## [Exercise description]
Quote the data below in full, minus the images.
++++++++++
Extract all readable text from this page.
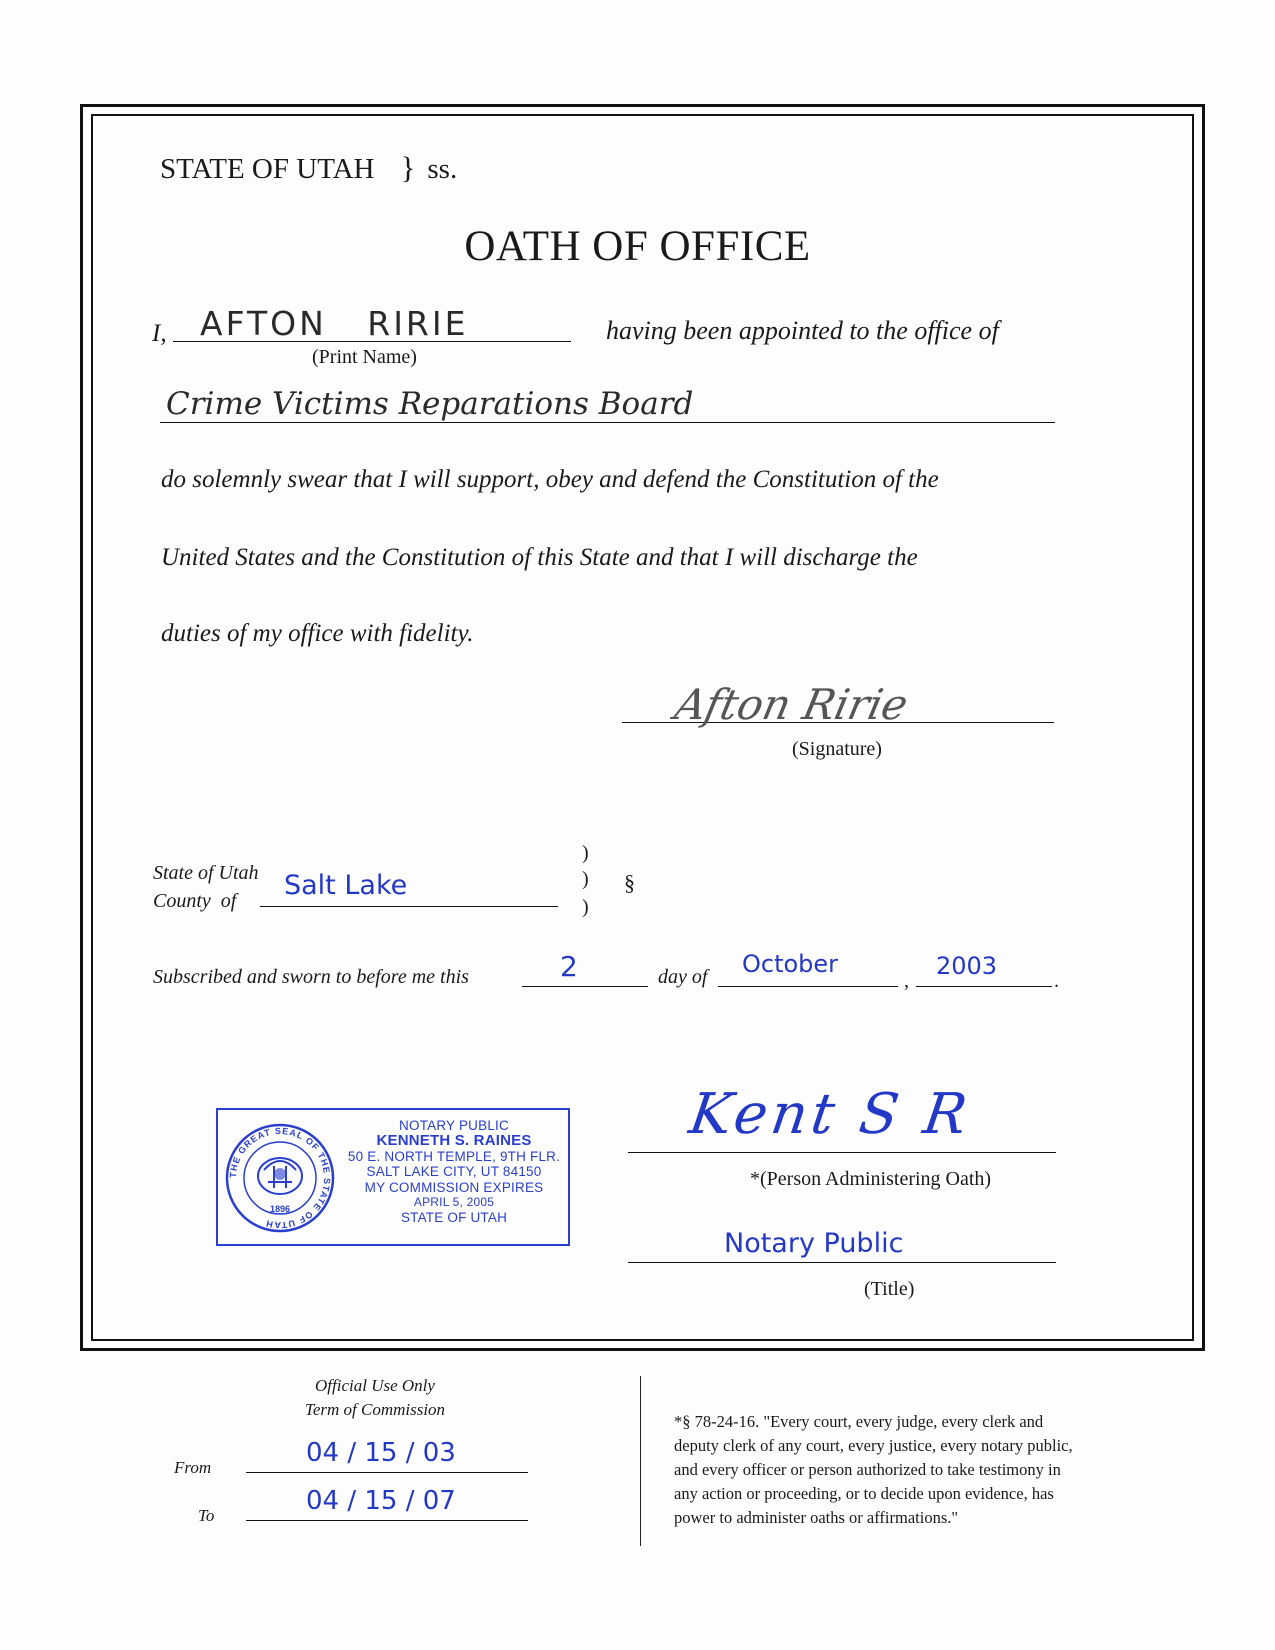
STATE OF UTAH } ss.
OATH OF OFFICE
I, AFTON   RIRIE	having been appointed to the office of
(Print Name)
Crime Victims Reparations Board
do solemnly swear that I will support, obey and defend the Constitution of the
United States and the Constitution of this State and that I will discharge the
duties of my office with fidelity.
Afton Ririe
(Signature)
State of Utah
County  of Salt Lake
)
)
)
§
Subscribed and sworn to before me this	2	day of October
,
2003
.
THE GREAT SEAL OF THE STATE OF UTAH
1896
NOTARY PUBLIC
KENNETH S. RAINES
50 E. NORTH TEMPLE, 9TH FLR.
SALT LAKE CITY, UT 84150
MY COMMISSION EXPIRES
APRIL 5, 2005
STATE OF UTAH
Kent S R
*(Person Administering Oath)
Notary Public
(Title)
Official Use Only
Term of Commission
From	04 / 15 / 03
To	04 / 15 / 07
*§ 78-24-16. "Every court, every judge, every clerk and
deputy clerk of any court, every justice, every notary public,
and every officer or person authorized to take testimony in
any action or proceeding, or to decide upon evidence, has
power to administer oaths or affirmations."
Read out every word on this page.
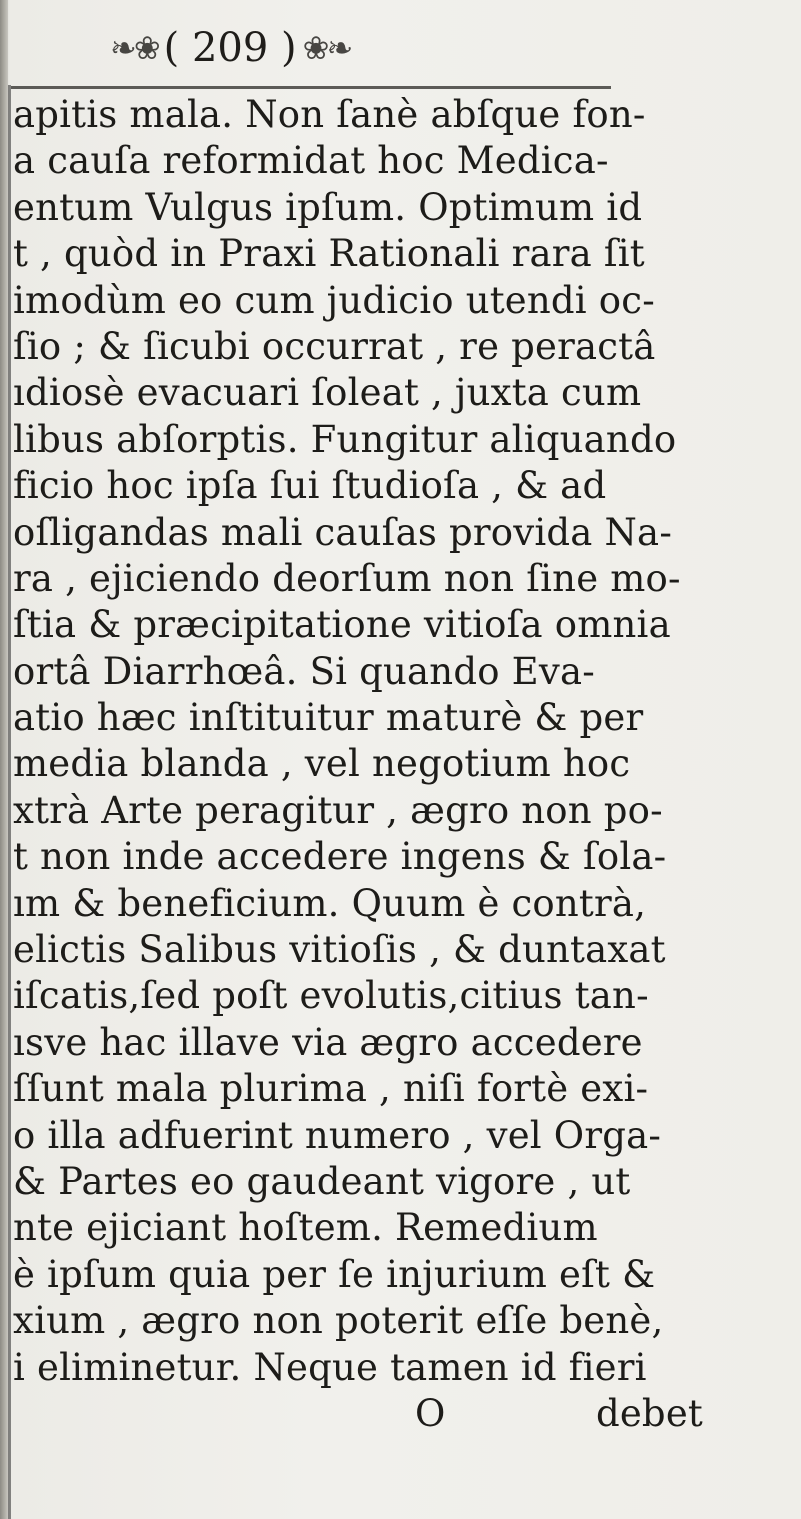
❧❀ ( 209 ) ❀❧
apitis mala. Non ſanè abſque fon-
a cauſa reformidat hoc Medica-
entum Vulgus ipſum. Optimum id
t , quòd in Praxi Rationali rara ſit
imodùm eo cum judicio utendi oc-
ſio ; & ſicubi occurrat , re peractâ
ıdiosè evacuari ſoleat , juxta cum
libus abſorptis. Fungitur aliquando
ficio hoc ipſa ſui ſtudioſa , & ad
oſligandas mali cauſas provida Na-
ra , ejiciendo deorſum non ſine mo-
ſtia & præcipitatione vitioſa omnia
ortâ Diarrhœâ. Si quando Eva-
atio hæc inſtituitur maturè & per
media blanda , vel negotium hoc
xtrà Arte peragitur , ægro non po-
t non inde accedere ingens & ſola-
ım & beneficium. Quum è contrà,
elictis Salibus vitioſis , & duntaxat
iſcatis,ſed poſt evolutis,citius tan-
ısve hac illave via ægro accedere
ſſunt mala plurima , niſi fortè exi-
o illa adfuerint numero , vel Orga-
& Partes eo gaudeant vigore , ut
nte ejiciant hoſtem. Remedium
è ipſum quia per ſe injurium eſt &
xium , ægro non poterit eſſe benè,
i eliminetur. Neque tamen id fieri
O	debet
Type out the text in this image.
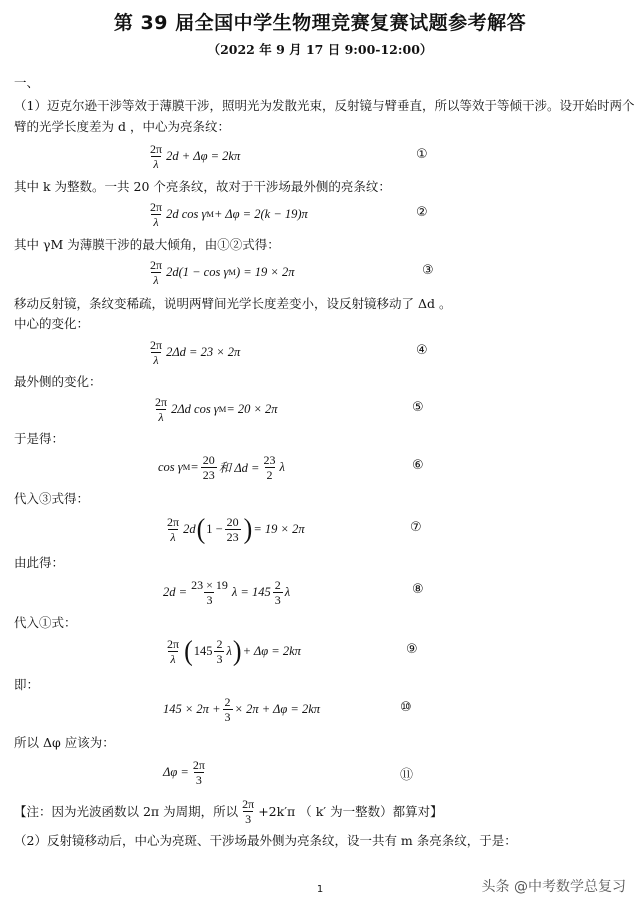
第 39 届全国中学生物理竞赛复赛试题参考解答
（2022 年 9 月 17 日 9:00-12:00）
一、
（1）迈克尔逊干涉等效于薄膜干涉，照明光为发散光束，反射镜与臂垂直，所以等效于等倾干涉。设开始时两个
臂的光学长度差为 d ，中心为亮条纹：
$\frac{2\pi}{\lambda} 2d + \Delta\varphi = 2k\pi$	①
其中 k 为整数。一共 20 个亮条纹，故对于干涉场最外侧的亮条纹：
$\frac{2\pi}{\lambda} 2d$ cos γ M + Δφ = 2(k − 19)π	②
其中 γM 为薄膜干涉的最大倾角，由①②式得：
$\frac{2\pi}{\lambda} 2d(1 - \cos \gamma$ M ) = 19 × 2π	③
移动反射镜，条纹变稀疏，说明两臂间光学长度差变小，设反射镜移动了 Δd 。
中心的变化：
$\frac{2\pi}{\lambda} 2\Delta d = 23 \times 2\pi$	④
最外侧的变化：
$\frac{2\pi}{\lambda} 2\Delta d$ cos γ M = 20 × 2π	⑤
于是得：
cos γ $M = \frac{20}{23}$ 和 $\Delta d = \frac{23}{2}$ λ	⑥
代入③式得：
$\frac{2\pi}{\lambda} 2d$ ( $1 - \frac{20}{23}$ ) = 19 × 2π	⑦
由此得：
$2d = \frac{23 \times 19}{3}$ $\lambda = 145 \frac{2}{3}$ λ	⑧
代入①式：
$\frac{2\pi}{\lambda}$ ( $145 \frac{2}{3}$ λ ) + Δφ = 2kπ	⑨
即：
$145 \times 2\pi + \frac{2}{3} \times 2\pi + \Delta\varphi = 2k\pi$	⑩
所以 Δφ 应该为：
$\Delta\varphi = \frac{2\pi}{3}$	⑪
【注：因为光波函数以 2π 为周期，所以 $\frac{2\pi}{3} +2k'\pi$ （ k′ 为一整数）都算对】
（2）反射镜移动后，中心为亮斑、干涉场最外侧为亮条纹，设一共有 m 条亮条纹，于是：
1	头条 @中考数学总复习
++++++++++
## [Solution for this exercise]
Extract all readable text from this page.
STATE OF UTAH } ss.
OATH OF OFFICE
I, AFTON   RIRIE	having been appointed to the office of
(Print Name)
Crime Victims Reparations Board
do solemnly swear that I will support, obey and defend the Constitution of the
United States and the Constitution of this State and that I will discharge the
duties of my office with fidelity.
Afton Ririe
(Signature)
State of Utah
County  of Salt Lake
)
)
)
§
Subscribed and sworn to before me this	2	day of October
,
2003
.
THE GREAT SEAL OF THE STATE OF UTAH
1896
NOTARY PUBLIC
KENNETH S. RAINES
50 E. NORTH TEMPLE, 9TH FLR.
SALT LAKE CITY, UT 84150
MY COMMISSION EXPIRES
APRIL 5, 2005
STATE OF UTAH
Kent S R
*(Person Administering Oath)
Notary Public
(Title)
Official Use Only
Term of Commission
From	04 / 15 / 03
To	04 / 15 / 07
*§ 78-24-16. "Every court, every judge, every clerk and
deputy clerk of any court, every justice, every notary public,
and every officer or person authorized to take testimony in
any action or proceeding, or to decide upon evidence, has
power to administer oaths or affirmations."
Read out every word on this page.
❧❀ ( 209 ) ❀❧
apitis mala. Non ſanè abſque fon-
a cauſa reformidat hoc Medica-
entum Vulgus ipſum. Optimum id
t , quòd in Praxi Rationali rara ſit
imodùm eo cum judicio utendi oc-
ſio ; & ſicubi occurrat , re peractâ
ıdiosè evacuari ſoleat , juxta cum
libus abſorptis. Fungitur aliquando
ficio hoc ipſa ſui ſtudioſa , & ad
oſligandas mali cauſas provida Na-
ra , ejiciendo deorſum non ſine mo-
ſtia & præcipitatione vitioſa omnia
ortâ Diarrhœâ. Si quando Eva-
atio hæc inſtituitur maturè & per
media blanda , vel negotium hoc
xtrà Arte peragitur , ægro non po-
t non inde accedere ingens & ſola-
ım & beneficium. Quum è contrà,
elictis Salibus vitioſis , & duntaxat
iſcatis,ſed poſt evolutis,citius tan-
ısve hac illave via ægro accedere
ſſunt mala plurima , niſi fortè exi-
o illa adfuerint numero , vel Orga-
& Partes eo gaudeant vigore , ut
nte ejiciant hoſtem. Remedium
è ipſum quia per ſe injurium eſt &
xium , ægro non poterit eſſe benè,
i eliminetur. Neque tamen id fieri
O	debet
Type out the text in this image.
第 39 届全国中学生物理竞赛复赛试题参考解答
（2022 年 9 月 17 日 9:00-12:00）
一、
（1）迈克尔逊干涉等效于薄膜干涉，照明光为发散光束，反射镜与臂垂直，所以等效于等倾干涉。设开始时两个
臂的光学长度差为 d ，中心为亮条纹：
$\frac{2\pi}{\lambda} 2d + \Delta\varphi = 2k\pi$	①
其中 k 为整数。一共 20 个亮条纹，故对于干涉场最外侧的亮条纹：
$\frac{2\pi}{\lambda} 2d$ cos γ M + Δφ = 2(k − 19)π	②
其中 γM 为薄膜干涉的最大倾角，由①②式得：
$\frac{2\pi}{\lambda} 2d(1 - \cos \gamma$ M ) = 19 × 2π	③
移动反射镜，条纹变稀疏，说明两臂间光学长度差变小，设反射镜移动了 Δd 。
中心的变化：
$\frac{2\pi}{\lambda} 2\Delta d = 23 \times 2\pi$	④
最外侧的变化：
$\frac{2\pi}{\lambda} 2\Delta d$ cos γ M = 20 × 2π	⑤
于是得：
cos γ $M = \frac{20}{23}$ 和 $\Delta d = \frac{23}{2}$ λ	⑥
代入③式得：
$\frac{2\pi}{\lambda} 2d$ ( $1 - \frac{20}{23}$ ) = 19 × 2π	⑦
由此得：
$2d = \frac{23 \times 19}{3}$ $\lambda = 145 \frac{2}{3}$ λ	⑧
代入①式：
$\frac{2\pi}{\lambda}$ ( $145 \frac{2}{3}$ λ ) + Δφ = 2kπ	⑨
即：
$145 \times 2\pi + \frac{2}{3} \times 2\pi + \Delta\varphi = 2k\pi$	⑩
所以 Δφ 应该为：
$\Delta\varphi = \frac{2\pi}{3}$	⑪
【注：因为光波函数以 2π 为周期，所以 $\frac{2\pi}{3} +2k'\pi$ （ k′ 为一整数）都算对】
（2）反射镜移动后，中心为亮斑、干涉场最外侧为亮条纹，设一共有 m 条亮条纹，于是：
1	头条 @中考数学总复习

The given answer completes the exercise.